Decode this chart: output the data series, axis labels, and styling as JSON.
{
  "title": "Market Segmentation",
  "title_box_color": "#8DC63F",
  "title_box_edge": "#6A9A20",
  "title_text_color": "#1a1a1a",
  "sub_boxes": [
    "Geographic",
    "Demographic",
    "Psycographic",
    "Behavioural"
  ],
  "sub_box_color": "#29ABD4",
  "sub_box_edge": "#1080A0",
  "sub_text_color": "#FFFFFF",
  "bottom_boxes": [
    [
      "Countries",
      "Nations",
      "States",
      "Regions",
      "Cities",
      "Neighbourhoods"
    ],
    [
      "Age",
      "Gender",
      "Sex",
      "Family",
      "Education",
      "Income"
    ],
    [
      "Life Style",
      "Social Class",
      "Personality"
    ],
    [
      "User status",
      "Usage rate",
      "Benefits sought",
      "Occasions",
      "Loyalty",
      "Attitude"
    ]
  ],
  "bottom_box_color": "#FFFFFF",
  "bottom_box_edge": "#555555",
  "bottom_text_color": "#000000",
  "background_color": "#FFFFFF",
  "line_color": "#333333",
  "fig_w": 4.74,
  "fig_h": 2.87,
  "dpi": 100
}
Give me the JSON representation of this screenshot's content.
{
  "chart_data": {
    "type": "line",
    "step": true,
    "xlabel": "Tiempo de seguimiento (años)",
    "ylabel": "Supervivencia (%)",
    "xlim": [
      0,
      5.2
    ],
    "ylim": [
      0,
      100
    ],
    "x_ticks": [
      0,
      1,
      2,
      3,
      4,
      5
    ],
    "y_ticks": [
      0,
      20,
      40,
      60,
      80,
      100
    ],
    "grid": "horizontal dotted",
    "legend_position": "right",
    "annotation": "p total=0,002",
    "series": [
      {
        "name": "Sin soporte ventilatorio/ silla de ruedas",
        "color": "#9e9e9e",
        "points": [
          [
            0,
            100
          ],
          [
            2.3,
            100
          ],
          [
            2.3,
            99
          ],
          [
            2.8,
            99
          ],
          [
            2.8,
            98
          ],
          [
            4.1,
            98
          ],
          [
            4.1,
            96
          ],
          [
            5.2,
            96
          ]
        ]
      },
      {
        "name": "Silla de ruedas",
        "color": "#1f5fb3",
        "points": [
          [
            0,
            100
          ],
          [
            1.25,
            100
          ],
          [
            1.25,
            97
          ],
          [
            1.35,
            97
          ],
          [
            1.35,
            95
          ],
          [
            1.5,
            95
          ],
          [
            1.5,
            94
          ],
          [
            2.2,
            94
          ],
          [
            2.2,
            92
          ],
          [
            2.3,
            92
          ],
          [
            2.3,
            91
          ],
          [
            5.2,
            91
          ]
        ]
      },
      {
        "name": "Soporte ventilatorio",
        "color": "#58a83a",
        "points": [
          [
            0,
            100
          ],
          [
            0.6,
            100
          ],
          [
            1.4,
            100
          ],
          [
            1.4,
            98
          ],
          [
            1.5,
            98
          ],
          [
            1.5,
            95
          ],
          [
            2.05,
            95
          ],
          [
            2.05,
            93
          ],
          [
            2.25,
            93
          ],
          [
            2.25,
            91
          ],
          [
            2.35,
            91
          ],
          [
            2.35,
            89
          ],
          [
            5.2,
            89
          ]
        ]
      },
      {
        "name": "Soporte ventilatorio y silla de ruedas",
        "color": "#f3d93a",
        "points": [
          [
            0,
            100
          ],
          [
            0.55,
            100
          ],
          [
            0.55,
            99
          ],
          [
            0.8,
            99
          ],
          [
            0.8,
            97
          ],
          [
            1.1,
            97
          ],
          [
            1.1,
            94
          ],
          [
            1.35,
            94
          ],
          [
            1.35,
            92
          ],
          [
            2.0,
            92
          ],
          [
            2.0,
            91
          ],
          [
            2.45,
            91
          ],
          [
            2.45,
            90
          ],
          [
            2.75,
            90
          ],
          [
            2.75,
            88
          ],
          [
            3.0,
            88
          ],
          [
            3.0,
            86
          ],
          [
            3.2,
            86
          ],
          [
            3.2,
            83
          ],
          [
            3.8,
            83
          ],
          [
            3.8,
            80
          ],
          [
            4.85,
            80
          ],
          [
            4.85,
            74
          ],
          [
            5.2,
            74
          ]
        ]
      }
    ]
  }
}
*****
Stated task
Go through the records and print each one exactly.

Answer to the problem
Decode this chart: output the data series, axis labels, and styling as JSON.
{
  "title": "Market Segmentation",
  "title_box_color": "#8DC63F",
  "title_box_edge": "#6A9A20",
  "title_text_color": "#1a1a1a",
  "sub_boxes": [
    "Geographic",
    "Demographic",
    "Psycographic",
    "Behavioural"
  ],
  "sub_box_color": "#29ABD4",
  "sub_box_edge": "#1080A0",
  "sub_text_color": "#FFFFFF",
  "bottom_boxes": [
    [
      "Countries",
      "Nations",
      "States",
      "Regions",
      "Cities",
      "Neighbourhoods"
    ],
    [
      "Age",
      "Gender",
      "Sex",
      "Family",
      "Education",
      "Income"
    ],
    [
      "Life Style",
      "Social Class",
      "Personality"
    ],
    [
      "User status",
      "Usage rate",
      "Benefits sought",
      "Occasions",
      "Loyalty",
      "Attitude"
    ]
  ],
  "bottom_box_color": "#FFFFFF",
  "bottom_box_edge": "#555555",
  "bottom_text_color": "#000000",
  "background_color": "#FFFFFF",
  "line_color": "#333333",
  "fig_w": 4.74,
  "fig_h": 2.87,
  "dpi": 100
}
Give me the JSON representation of this screenshot's content.
{
  "chart_data": {
    "type": "line",
    "step": true,
    "xlabel": "Tiempo de seguimiento (años)",
    "ylabel": "Supervivencia (%)",
    "xlim": [
      0,
      5.2
    ],
    "ylim": [
      0,
      100
    ],
    "x_ticks": [
      0,
      1,
      2,
      3,
      4,
      5
    ],
    "y_ticks": [
      0,
      20,
      40,
      60,
      80,
      100
    ],
    "grid": "horizontal dotted",
    "legend_position": "right",
    "annotation": "p total=0,002",
    "series": [
      {
        "name": "Sin soporte ventilatorio/ silla de ruedas",
        "color": "#9e9e9e",
        "points": [
          [
            0,
            100
          ],
          [
            2.3,
            100
          ],
          [
            2.3,
            99
          ],
          [
            2.8,
            99
          ],
          [
            2.8,
            98
          ],
          [
            4.1,
            98
          ],
          [
            4.1,
            96
          ],
          [
            5.2,
            96
          ]
        ]
      },
      {
        "name": "Silla de ruedas",
        "color": "#1f5fb3",
        "points": [
          [
            0,
            100
          ],
          [
            1.25,
            100
          ],
          [
            1.25,
            97
          ],
          [
            1.35,
            97
          ],
          [
            1.35,
            95
          ],
          [
            1.5,
            95
          ],
          [
            1.5,
            94
          ],
          [
            2.2,
            94
          ],
          [
            2.2,
            92
          ],
          [
            2.3,
            92
          ],
          [
            2.3,
            91
          ],
          [
            5.2,
            91
          ]
        ]
      },
      {
        "name": "Soporte ventilatorio",
        "color": "#58a83a",
        "points": [
          [
            0,
            100
          ],
          [
            0.6,
            100
          ],
          [
            1.4,
            100
          ],
          [
            1.4,
            98
          ],
          [
            1.5,
            98
          ],
          [
            1.5,
            95
          ],
          [
            2.05,
            95
          ],
          [
            2.05,
            93
          ],
          [
            2.25,
            93
          ],
          [
            2.25,
            91
          ],
          [
            2.35,
            91
          ],
          [
            2.35,
            89
          ],
          [
            5.2,
            89
          ]
        ]
      },
      {
        "name": "Soporte ventilatorio y silla de ruedas",
        "color": "#f3d93a",
        "points": [
          [
            0,
            100
          ],
          [
            0.55,
            100
          ],
          [
            0.55,
            99
          ],
          [
            0.8,
            99
          ],
          [
            0.8,
            97
          ],
          [
            1.1,
            97
          ],
          [
            1.1,
            94
          ],
          [
            1.35,
            94
          ],
          [
            1.35,
            92
          ],
          [
            2.0,
            92
          ],
          [
            2.0,
            91
          ],
          [
            2.45,
            91
          ],
          [
            2.45,
            90
          ],
          [
            2.75,
            90
          ],
          [
            2.75,
            88
          ],
          [
            3.0,
            88
          ],
          [
            3.0,
            86
          ],
          [
            3.2,
            86
          ],
          [
            3.2,
            83
          ],
          [
            3.8,
            83
          ],
          [
            3.8,
            80
          ],
          [
            4.85,
            80
          ],
          [
            4.85,
            74
          ],
          [
            5.2,
            74
          ]
        ]
      }
    ]
  }
}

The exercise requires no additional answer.